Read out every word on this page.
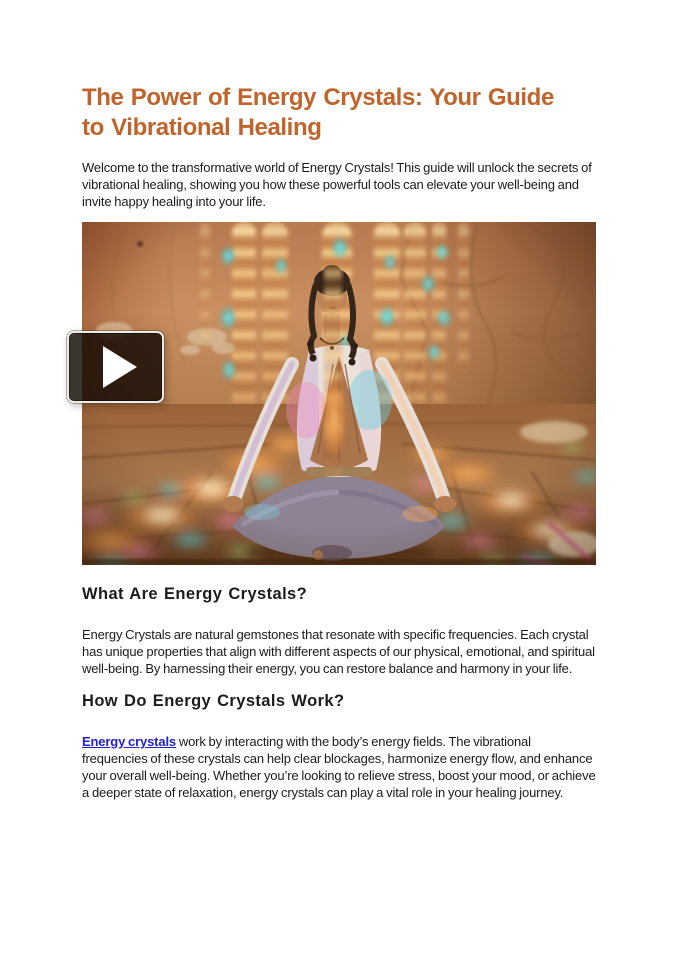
The Power of Energy Crystals: Your Guide
to Vibrational Healing

Welcome to the transformative world of Energy Crystals! This guide will unlock the secrets of vibrational healing, showing you how these powerful tools can elevate your well-being and invite happy healing into your life.

What Are Energy Crystals?

Energy Crystals are natural gemstones that resonate with specific frequencies. Each crystal has unique properties that align with different aspects of our physical, emotional, and spiritual well-being. By harnessing their energy, you can restore balance and harmony in your life.

How Do Energy Crystals Work?

Energy crystals work by interacting with the body’s energy fields. The vibrational frequencies of these crystals can help clear blockages, harmonize energy flow, and enhance your overall well-being. Whether you’re looking to relieve stress, boost your mood, or achieve a deeper state of relaxation, energy crystals can play a vital role in your healing journey.
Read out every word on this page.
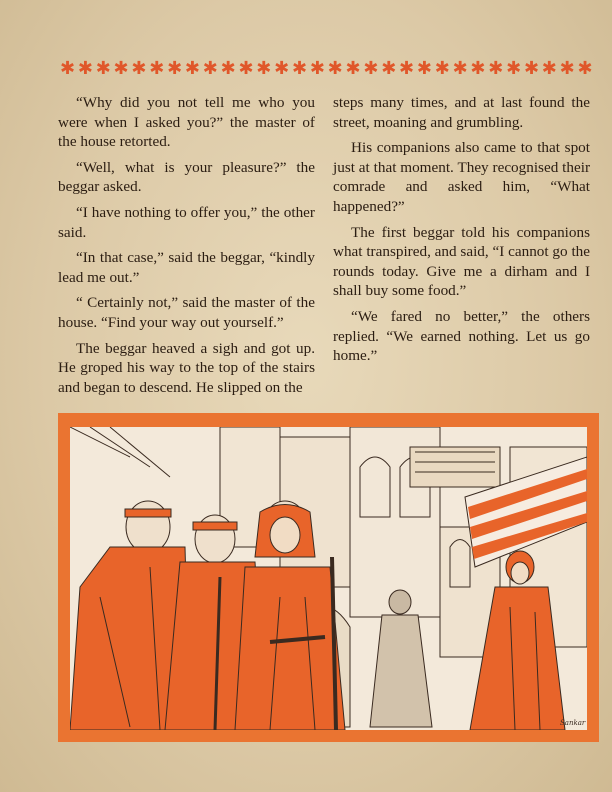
✱ ✱ ✱ ✱ ✱ ✱ ✱ ✱ ✱ ✱ ✱ ✱ ✱ ✱ ✱ ✱ ✱ ✱ ✱ ✱ ✱ ✱ ✱ ✱ ✱ ✱ ✱ ✱ ✱ ✱

“Why did you not tell me who you were when I asked you?” the master of the house retorted.

“Well, what is your pleasure?” the beggar asked.

“I have nothing to offer you,” the other said.

“In that case,” said the beggar, “kindly lead me out.”

“ Certainly not,” said the master of the house. “Find your way out yourself.”

The beggar heaved a sigh and got up. He groped his way to the top of the stairs and began to descend. He slipped on the

steps many times, and at last found the street, moaning and grumbling.

His companions also came to that spot just at that moment. They recognised their comrade and asked him, “What happened?”

The first beggar told his companions what transpired, and said, “I cannot go the rounds today. Give me a dirham and I shall buy some food.”

“We fared no better,” the others replied. “We earned nothing. Let us go home.”

Sankar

::::

Check each line of the entries above for the word "nothing". List the ones that have it.

“I have nothing to offer you,” the other said.
“We fared no better,” the others replied. “We earned nothing. Let us go home.”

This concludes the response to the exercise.